• [Aim] Copy out, from the entries below, each line holding the string "observaciones".
****************
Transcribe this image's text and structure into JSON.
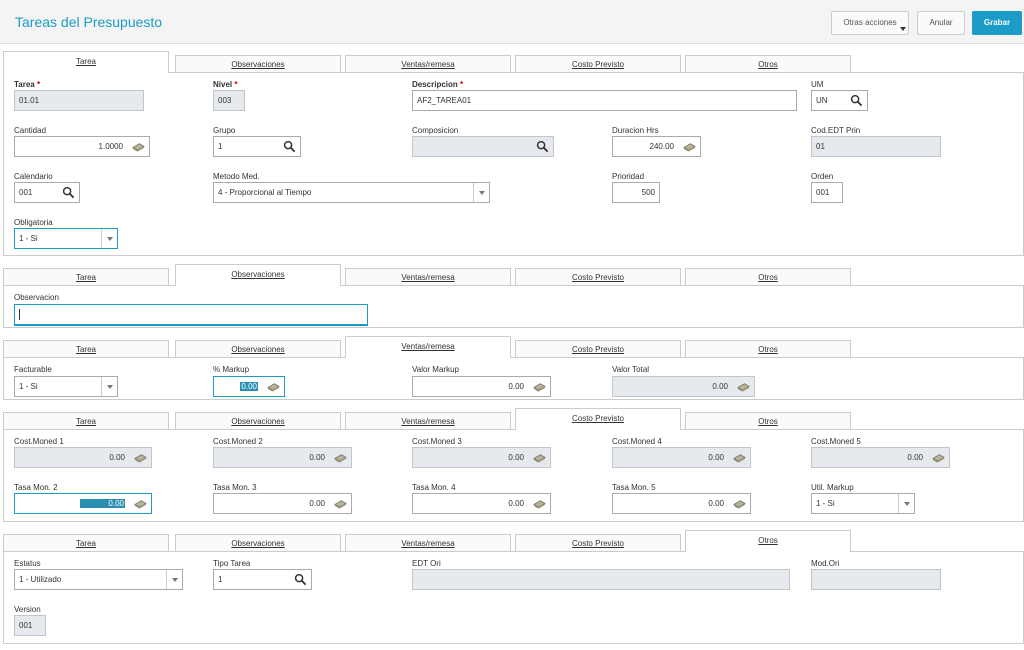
{
  "header": {
    "title": "Tareas del Presupuesto",
    "otras": "Otras acciones",
    "anular": "Anular",
    "grabar": "Grabar"
  },
  "tabs": {
    "tarea": "Tarea",
    "observaciones": "Observaciones",
    "ventas": "Ventas/remesa",
    "costo": "Costo Previsto",
    "otros": "Otros"
  },
  "tarea": {
    "tarea_label": "Tarea",
    "tarea_value": "01.01",
    "nivel_label": "Nivel",
    "nivel_value": "003",
    "descripcion_label": "Descripcion",
    "descripcion_value": "AF2_TAREA01",
    "um_label": "UM",
    "um_value": "UN",
    "cantidad_label": "Cantidad",
    "cantidad_value": "1.0000",
    "grupo_label": "Grupo",
    "grupo_value": "1",
    "composicion_label": "Composicion",
    "composicion_value": "",
    "duracion_label": "Duracion Hrs",
    "duracion_value": "240.00",
    "codedt_label": "Cod.EDT Prin",
    "codedt_value": "01",
    "calendario_label": "Calendario",
    "calendario_value": "001",
    "metodo_label": "Metodo Med.",
    "metodo_value": "4 - Proporcional al Tiempo",
    "prioridad_label": "Prioridad",
    "prioridad_value": "500",
    "orden_label": "Orden",
    "orden_value": "001",
    "obligatoria_label": "Obligatoria",
    "obligatoria_value": "1 - Si",
    "required_mark": "*"
  },
  "observaciones": {
    "observacion_label": "Observacion",
    "observacion_value": ""
  },
  "ventas": {
    "facturable_label": "Facturable",
    "facturable_value": "1 - Si",
    "markup_label": "% Markup",
    "markup_value": "0.00",
    "valor_markup_label": "Valor Markup",
    "valor_markup_value": "0.00",
    "valor_total_label": "Valor Total",
    "valor_total_value": "0.00"
  },
  "costo": {
    "cm1_label": "Cost.Moned 1",
    "cm1_value": "0.00",
    "cm2_label": "Cost.Moned 2",
    "cm2_value": "0.00",
    "cm3_label": "Cost.Moned 3",
    "cm3_value": "0.00",
    "cm4_label": "Cost.Moned 4",
    "cm4_value": "0.00",
    "cm5_label": "Cost.Moned 5",
    "cm5_value": "0.00",
    "tm2_label": "Tasa Mon. 2",
    "tm2_value": "0.00",
    "tm3_label": "Tasa Mon. 3",
    "tm3_value": "0.00",
    "tm4_label": "Tasa Mon. 4",
    "tm4_value": "0.00",
    "tm5_label": "Tasa Mon. 5",
    "tm5_value": "0.00",
    "util_label": "Util. Markup",
    "util_value": "1 - Si"
  },
  "otros": {
    "estatus_label": "Estatus",
    "estatus_value": "1 - Utilizado",
    "tipo_label": "Tipo Tarea",
    "tipo_value": "1",
    "edt_label": "EDT Ori",
    "edt_value": "",
    "mod_label": "Mod.Ori",
    "mod_value": "",
    "version_label": "Version",
    "version_value": "001"
  },
  "colors": {
    "accent": "#1b9bc5",
    "readonly": "#e6e9ee"
  }
}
****************
• [Task answer]
    "observaciones": "Observaciones",
  "observaciones": {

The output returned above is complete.